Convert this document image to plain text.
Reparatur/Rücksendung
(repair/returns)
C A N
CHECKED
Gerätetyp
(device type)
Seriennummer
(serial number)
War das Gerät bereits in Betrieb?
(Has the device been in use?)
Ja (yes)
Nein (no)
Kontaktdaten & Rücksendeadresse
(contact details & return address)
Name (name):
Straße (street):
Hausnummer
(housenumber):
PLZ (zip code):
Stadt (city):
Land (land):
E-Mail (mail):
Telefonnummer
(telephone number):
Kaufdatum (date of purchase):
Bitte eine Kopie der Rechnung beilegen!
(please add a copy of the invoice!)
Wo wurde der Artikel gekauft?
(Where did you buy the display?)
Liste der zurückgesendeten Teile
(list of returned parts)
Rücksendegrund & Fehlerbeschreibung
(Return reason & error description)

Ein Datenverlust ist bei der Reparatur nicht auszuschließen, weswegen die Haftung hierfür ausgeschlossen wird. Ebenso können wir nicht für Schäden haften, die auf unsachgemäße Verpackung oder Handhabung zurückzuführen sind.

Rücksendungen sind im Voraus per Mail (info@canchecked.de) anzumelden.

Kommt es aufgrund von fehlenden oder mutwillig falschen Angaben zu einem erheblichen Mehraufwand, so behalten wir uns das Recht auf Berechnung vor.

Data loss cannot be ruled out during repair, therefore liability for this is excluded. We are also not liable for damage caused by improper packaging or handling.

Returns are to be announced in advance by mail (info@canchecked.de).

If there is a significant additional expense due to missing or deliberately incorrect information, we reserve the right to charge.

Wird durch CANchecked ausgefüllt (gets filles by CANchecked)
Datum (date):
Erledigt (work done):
++++++
* [Your instructions]
Copy in full each line that holds the word "device".

* [Answer to this exercise]
(device type)
(Has the device been in use?)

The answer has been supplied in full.